▶ **Aufgabenstellung**:
A - Schreiben Sie aus dem Textauszug zum Massaker in Kandahar den Abschnitt von „Die Veröffentlichung der“ bis einschließlich „zu Tode gefoltert.“ wörtlich ab.
B - Wie viele Menschen fielen laut dem Textauszug zum Massaker in Kandahar den Schüssen des Unteroffiziers zum Opfer?
C - Stimmen diese Aussagen mit dem Textauszug zum Massaker in Kandahar überein? (i) Mindestens 60 Prozent der US-Bevölkerung halten den Krieg am Hindukusch nicht für wert, weitergeführt zu werden. (ii) Die Meinungsforscher der „Washington Post“ fragten nach humanitären Gründen für die Forderung nach Beendigung des Krieges. (iii) Der Täter hatte zwei Einsätze im Irak hinter sich.

▶ **Zitierter Textauszug**:

__________________________________________________

Massaker in der afghanischen Provinz Kandahar

Mindestens 60 Prozent der US-Bevölkerung sind der Meinung, der Krieg am Hindukusch sei nicht wert weiter geführt zu werden. Nach dem Tod Osama Bin Ladens sehen sie keine ausreichende Begründung mehr für die Fortführung eines Krieges, der ihnen zu blutig und zu teuer erscheint. Nach humanitären Gründen für die Forderung nach Beendigung des Krieges hatten die Meinungsforscher der "Washington Post" nicht gefragt.

 

Die Veröffentlichung der Umfrage erfolgte einen Tag vor dem Amoklauf eines Unteroffiziers der Marines am vergangenen Sonntag in zwei Orten der Provinz Kandahar. 16 Menschen, neun Kinder darunter, fielen seinen Schüssen zum Opfer. "Verabscheuungswürdig", grauenhaft und "tragisch" nannten US-Präsident Obama und seine Außenministerin Clinton die Bluttat. Aber diese Worte treffen nicht nur auf die Tat vom Sonntag zu. Über hunderttausend Menschen in Afghanistan sind in den vergangenen 11 Jahren der Besetzung zum Opfer gefallen: von Bomben zerrissen, verbrannt, erschossen, zu Tode gefoltert.

 

Das Massaker, das der 38-jährige Soldat angerichtet hat - inzwischen gibt es ernste Zweifel, ob es sich wirklich um einen Einzeltäter handelt -, geschah in einer Zeit, in der die Unruhen nach der angeblich unabsichtlichen Koranverbrennung vor einigen Wochen noch nicht abgeklungen war. Während der landesweiten Proteste gegen die Schändung der heiligen Schrift des Islam wurden, von den Medien kaum erwähnt, mindestens 30 Afghanen von US-Soldaten getötet. Vier Soldaten aus der Einheit des Täters wurden schon wegen Mordes verurteilt. Sie hatten 2010 drei afghanische Zivilisten erschossen, ihnen als Trophäen die Zähne ausgeschlagen und die Finger als Trophäen abgeschnitten. Der Täter selbst wird beschrieben als ein Scharfschütze, der schon drei Einsätze im Irak hinter sich und dabei schwere Kopfverletzungen erlitten habe.

 

Zu hoffen ist, dass der Vorfall den Druck zum Abzug der ISAF-Truppen noch vor dem angepeilten Datum im Jahr 2014 weiter erhöhen wird. Das ist jetzt schon elf Jahre zu spät für die afghanischen Opfer, bei denen sich niemand um genaue Zählung bemüht, für die 2 000 toten US- und die 52 deutschen Soldaten. Zu spät für die Überlebenden, die durch diesen Krieg für ihr Leben körperlich und psychisch gezeichnet sein werden. Zu spät für die nach Millionen zählenden Opfer des "Kriegs gegen den Terror", für den der Überfall auf Afghanistan der Auftakt war: die Folteropfer von Guantánamo, die Opfer von Krieg und Besatzung im Irak, die Toten der Drohnenattacken in Pakistan, im Nahen Osten und in Nordafrika.

__________________________________________________

▶ **Erfasstes Material**:

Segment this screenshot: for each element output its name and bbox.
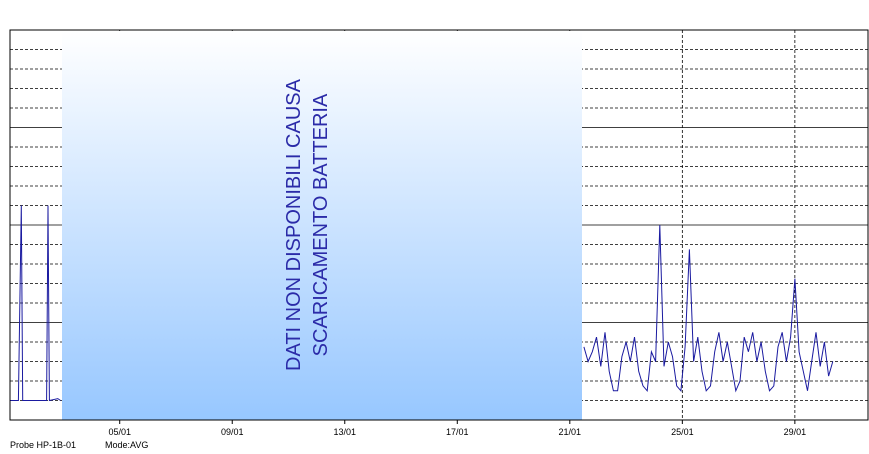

__________________________________________________

▶ **Antworten je Aufgabe**:
A -
Die Veröffentlichung der Umfrage erfolgte einen Tag vor dem Amoklauf eines Unteroffiziers der Marines am vergangenen Sonntag in zwei Orten der Provinz Kandahar. 16 Menschen, neun Kinder darunter, fielen seinen Schüssen zum Opfer. "Verabscheuungswürdig", grauenhaft und "tragisch" nannten US-Präsident Obama und seine Außenministerin Clinton die Bluttat. Aber diese Worte treffen nicht nur auf die Tat vom Sonntag zu. Über hunderttausend Menschen in Afghanistan sind in den vergangenen 11 Jahren der Besetzung zum Opfer gefallen: von Bomben zerrissen, verbrannt, erschossen, zu Tode gefoltert.

B - 16 Menschen, darunter neun Kinder.

C -
(i) Ja: „Mindestens 60 Prozent der US-Bevölkerung sind der Meinung, der Krieg am Hindukusch sei nicht wert weiter geführt zu werden.“
(ii) Nein: „Nach humanitären Gründen für die Forderung nach Beendigung des Krieges hatten die Meinungsforscher der "Washington Post" nicht gefragt.“
(iii) Nein: „der schon drei Einsätze im Irak hinter sich“